### Do this
The records below need retyping in full; give them again exactly.

### Material shown
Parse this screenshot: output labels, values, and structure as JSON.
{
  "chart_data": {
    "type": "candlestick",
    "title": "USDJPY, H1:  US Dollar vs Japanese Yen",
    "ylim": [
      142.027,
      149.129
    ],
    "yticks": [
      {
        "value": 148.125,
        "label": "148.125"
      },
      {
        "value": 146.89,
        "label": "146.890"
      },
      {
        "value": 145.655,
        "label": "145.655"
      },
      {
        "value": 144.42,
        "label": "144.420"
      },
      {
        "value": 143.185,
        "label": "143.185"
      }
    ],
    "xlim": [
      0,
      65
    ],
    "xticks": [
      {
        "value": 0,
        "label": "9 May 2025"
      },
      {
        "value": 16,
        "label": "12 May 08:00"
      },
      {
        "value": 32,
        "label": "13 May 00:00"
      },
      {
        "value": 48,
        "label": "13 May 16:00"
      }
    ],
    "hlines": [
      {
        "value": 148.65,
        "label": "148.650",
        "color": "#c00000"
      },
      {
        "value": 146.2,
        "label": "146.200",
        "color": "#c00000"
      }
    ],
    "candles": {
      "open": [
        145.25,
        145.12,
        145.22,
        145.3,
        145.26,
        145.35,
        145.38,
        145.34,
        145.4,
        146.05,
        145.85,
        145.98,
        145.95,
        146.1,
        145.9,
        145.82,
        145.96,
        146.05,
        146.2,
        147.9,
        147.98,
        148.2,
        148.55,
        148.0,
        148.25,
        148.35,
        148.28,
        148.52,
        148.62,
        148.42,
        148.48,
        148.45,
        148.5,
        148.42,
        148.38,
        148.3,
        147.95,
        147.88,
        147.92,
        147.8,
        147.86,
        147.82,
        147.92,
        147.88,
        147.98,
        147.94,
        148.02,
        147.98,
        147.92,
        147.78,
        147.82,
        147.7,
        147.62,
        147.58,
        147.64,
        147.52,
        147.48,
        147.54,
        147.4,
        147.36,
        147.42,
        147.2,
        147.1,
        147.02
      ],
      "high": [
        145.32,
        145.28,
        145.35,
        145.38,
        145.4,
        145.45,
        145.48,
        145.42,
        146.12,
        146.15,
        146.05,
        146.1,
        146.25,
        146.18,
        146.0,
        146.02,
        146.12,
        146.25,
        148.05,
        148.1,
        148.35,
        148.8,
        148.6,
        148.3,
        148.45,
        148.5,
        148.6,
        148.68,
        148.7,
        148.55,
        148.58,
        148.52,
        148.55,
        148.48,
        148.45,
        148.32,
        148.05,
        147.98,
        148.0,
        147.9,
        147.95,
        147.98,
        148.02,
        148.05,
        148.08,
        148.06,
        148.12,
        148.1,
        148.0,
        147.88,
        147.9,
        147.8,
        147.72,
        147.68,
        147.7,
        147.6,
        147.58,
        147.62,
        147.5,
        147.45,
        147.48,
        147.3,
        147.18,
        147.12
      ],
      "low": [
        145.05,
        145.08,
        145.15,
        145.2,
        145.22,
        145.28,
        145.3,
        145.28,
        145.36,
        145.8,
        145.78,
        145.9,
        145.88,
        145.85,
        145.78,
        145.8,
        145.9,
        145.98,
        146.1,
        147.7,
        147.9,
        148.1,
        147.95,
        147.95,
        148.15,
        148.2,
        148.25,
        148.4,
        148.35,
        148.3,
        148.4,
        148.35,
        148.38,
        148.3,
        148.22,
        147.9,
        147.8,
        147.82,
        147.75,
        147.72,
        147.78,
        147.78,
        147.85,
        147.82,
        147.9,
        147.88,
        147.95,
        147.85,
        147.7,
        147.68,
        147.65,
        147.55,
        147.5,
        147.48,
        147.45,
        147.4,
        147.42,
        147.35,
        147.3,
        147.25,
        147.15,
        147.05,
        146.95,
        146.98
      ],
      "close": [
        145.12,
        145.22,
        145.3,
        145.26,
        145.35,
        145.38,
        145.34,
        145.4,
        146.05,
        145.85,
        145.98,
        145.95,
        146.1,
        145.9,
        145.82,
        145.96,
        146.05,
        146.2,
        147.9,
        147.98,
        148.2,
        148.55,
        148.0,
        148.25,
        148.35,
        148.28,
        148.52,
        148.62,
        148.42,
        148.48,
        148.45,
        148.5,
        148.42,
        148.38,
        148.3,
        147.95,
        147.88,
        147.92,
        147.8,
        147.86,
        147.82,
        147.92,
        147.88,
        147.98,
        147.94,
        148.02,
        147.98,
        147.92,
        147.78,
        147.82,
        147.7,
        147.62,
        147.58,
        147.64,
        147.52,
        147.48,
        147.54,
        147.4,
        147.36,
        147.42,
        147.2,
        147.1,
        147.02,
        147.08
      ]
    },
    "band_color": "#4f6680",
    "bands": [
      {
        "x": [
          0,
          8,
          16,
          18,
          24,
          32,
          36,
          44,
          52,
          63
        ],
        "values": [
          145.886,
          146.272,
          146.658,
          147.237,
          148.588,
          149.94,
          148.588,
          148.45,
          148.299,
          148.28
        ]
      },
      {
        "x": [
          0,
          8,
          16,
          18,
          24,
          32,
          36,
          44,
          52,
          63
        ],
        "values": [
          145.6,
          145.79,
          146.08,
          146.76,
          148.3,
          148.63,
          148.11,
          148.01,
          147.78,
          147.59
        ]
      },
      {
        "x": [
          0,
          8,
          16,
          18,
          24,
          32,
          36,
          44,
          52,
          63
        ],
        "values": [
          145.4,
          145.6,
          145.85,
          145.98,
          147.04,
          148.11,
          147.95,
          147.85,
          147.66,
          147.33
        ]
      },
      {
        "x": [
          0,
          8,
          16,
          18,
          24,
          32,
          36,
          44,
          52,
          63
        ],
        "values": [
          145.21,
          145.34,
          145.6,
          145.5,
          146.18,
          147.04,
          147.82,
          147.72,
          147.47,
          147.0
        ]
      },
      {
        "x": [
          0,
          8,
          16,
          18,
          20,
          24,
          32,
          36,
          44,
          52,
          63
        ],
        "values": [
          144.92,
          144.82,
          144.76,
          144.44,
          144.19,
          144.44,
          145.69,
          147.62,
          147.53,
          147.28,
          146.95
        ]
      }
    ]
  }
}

### Finished task
Parse this screenshot: output labels, values, and structure as JSON.
{
  "chart_data": {
    "type": "candlestick",
    "title": "USDJPY, H1:  US Dollar vs Japanese Yen",
    "ylim": [
      142.027,
      149.129
    ],
    "yticks": [
      {
        "value": 148.125,
        "label": "148.125"
      },
      {
        "value": 146.89,
        "label": "146.890"
      },
      {
        "value": 145.655,
        "label": "145.655"
      },
      {
        "value": 144.42,
        "label": "144.420"
      },
      {
        "value": 143.185,
        "label": "143.185"
      }
    ],
    "xlim": [
      0,
      65
    ],
    "xticks": [
      {
        "value": 0,
        "label": "9 May 2025"
      },
      {
        "value": 16,
        "label": "12 May 08:00"
      },
      {
        "value": 32,
        "label": "13 May 00:00"
      },
      {
        "value": 48,
        "label": "13 May 16:00"
      }
    ],
    "hlines": [
      {
        "value": 148.65,
        "label": "148.650",
        "color": "#c00000"
      },
      {
        "value": 146.2,
        "label": "146.200",
        "color": "#c00000"
      }
    ],
    "candles": {
      "open": [
        145.25,
        145.12,
        145.22,
        145.3,
        145.26,
        145.35,
        145.38,
        145.34,
        145.4,
        146.05,
        145.85,
        145.98,
        145.95,
        146.1,
        145.9,
        145.82,
        145.96,
        146.05,
        146.2,
        147.9,
        147.98,
        148.2,
        148.55,
        148.0,
        148.25,
        148.35,
        148.28,
        148.52,
        148.62,
        148.42,
        148.48,
        148.45,
        148.5,
        148.42,
        148.38,
        148.3,
        147.95,
        147.88,
        147.92,
        147.8,
        147.86,
        147.82,
        147.92,
        147.88,
        147.98,
        147.94,
        148.02,
        147.98,
        147.92,
        147.78,
        147.82,
        147.7,
        147.62,
        147.58,
        147.64,
        147.52,
        147.48,
        147.54,
        147.4,
        147.36,
        147.42,
        147.2,
        147.1,
        147.02
      ],
      "high": [
        145.32,
        145.28,
        145.35,
        145.38,
        145.4,
        145.45,
        145.48,
        145.42,
        146.12,
        146.15,
        146.05,
        146.1,
        146.25,
        146.18,
        146.0,
        146.02,
        146.12,
        146.25,
        148.05,
        148.1,
        148.35,
        148.8,
        148.6,
        148.3,
        148.45,
        148.5,
        148.6,
        148.68,
        148.7,
        148.55,
        148.58,
        148.52,
        148.55,
        148.48,
        148.45,
        148.32,
        148.05,
        147.98,
        148.0,
        147.9,
        147.95,
        147.98,
        148.02,
        148.05,
        148.08,
        148.06,
        148.12,
        148.1,
        148.0,
        147.88,
        147.9,
        147.8,
        147.72,
        147.68,
        147.7,
        147.6,
        147.58,
        147.62,
        147.5,
        147.45,
        147.48,
        147.3,
        147.18,
        147.12
      ],
      "low": [
        145.05,
        145.08,
        145.15,
        145.2,
        145.22,
        145.28,
        145.3,
        145.28,
        145.36,
        145.8,
        145.78,
        145.9,
        145.88,
        145.85,
        145.78,
        145.8,
        145.9,
        145.98,
        146.1,
        147.7,
        147.9,
        148.1,
        147.95,
        147.95,
        148.15,
        148.2,
        148.25,
        148.4,
        148.35,
        148.3,
        148.4,
        148.35,
        148.38,
        148.3,
        148.22,
        147.9,
        147.8,
        147.82,
        147.75,
        147.72,
        147.78,
        147.78,
        147.85,
        147.82,
        147.9,
        147.88,
        147.95,
        147.85,
        147.7,
        147.68,
        147.65,
        147.55,
        147.5,
        147.48,
        147.45,
        147.4,
        147.42,
        147.35,
        147.3,
        147.25,
        147.15,
        147.05,
        146.95,
        146.98
      ],
      "close": [
        145.12,
        145.22,
        145.3,
        145.26,
        145.35,
        145.38,
        145.34,
        145.4,
        146.05,
        145.85,
        145.98,
        145.95,
        146.1,
        145.9,
        145.82,
        145.96,
        146.05,
        146.2,
        147.9,
        147.98,
        148.2,
        148.55,
        148.0,
        148.25,
        148.35,
        148.28,
        148.52,
        148.62,
        148.42,
        148.48,
        148.45,
        148.5,
        148.42,
        148.38,
        148.3,
        147.95,
        147.88,
        147.92,
        147.8,
        147.86,
        147.82,
        147.92,
        147.88,
        147.98,
        147.94,
        148.02,
        147.98,
        147.92,
        147.78,
        147.82,
        147.7,
        147.62,
        147.58,
        147.64,
        147.52,
        147.48,
        147.54,
        147.4,
        147.36,
        147.42,
        147.2,
        147.1,
        147.02,
        147.08
      ]
    },
    "band_color": "#4f6680",
    "bands": [
      {
        "x": [
          0,
          8,
          16,
          18,
          24,
          32,
          36,
          44,
          52,
          63
        ],
        "values": [
          145.886,
          146.272,
          146.658,
          147.237,
          148.588,
          149.94,
          148.588,
          148.45,
          148.299,
          148.28
        ]
      },
      {
        "x": [
          0,
          8,
          16,
          18,
          24,
          32,
          36,
          44,
          52,
          63
        ],
        "values": [
          145.6,
          145.79,
          146.08,
          146.76,
          148.3,
          148.63,
          148.11,
          148.01,
          147.78,
          147.59
        ]
      },
      {
        "x": [
          0,
          8,
          16,
          18,
          24,
          32,
          36,
          44,
          52,
          63
        ],
        "values": [
          145.4,
          145.6,
          145.85,
          145.98,
          147.04,
          148.11,
          147.95,
          147.85,
          147.66,
          147.33
        ]
      },
      {
        "x": [
          0,
          8,
          16,
          18,
          24,
          32,
          36,
          44,
          52,
          63
        ],
        "values": [
          145.21,
          145.34,
          145.6,
          145.5,
          146.18,
          147.04,
          147.82,
          147.72,
          147.47,
          147.0
        ]
      },
      {
        "x": [
          0,
          8,
          16,
          18,
          20,
          24,
          32,
          36,
          44,
          52,
          63
        ],
        "values": [
          144.92,
          144.82,
          144.76,
          144.44,
          144.19,
          144.44,
          145.69,
          147.62,
          147.53,
          147.28,
          146.95
        ]
      }
    ]
  }
}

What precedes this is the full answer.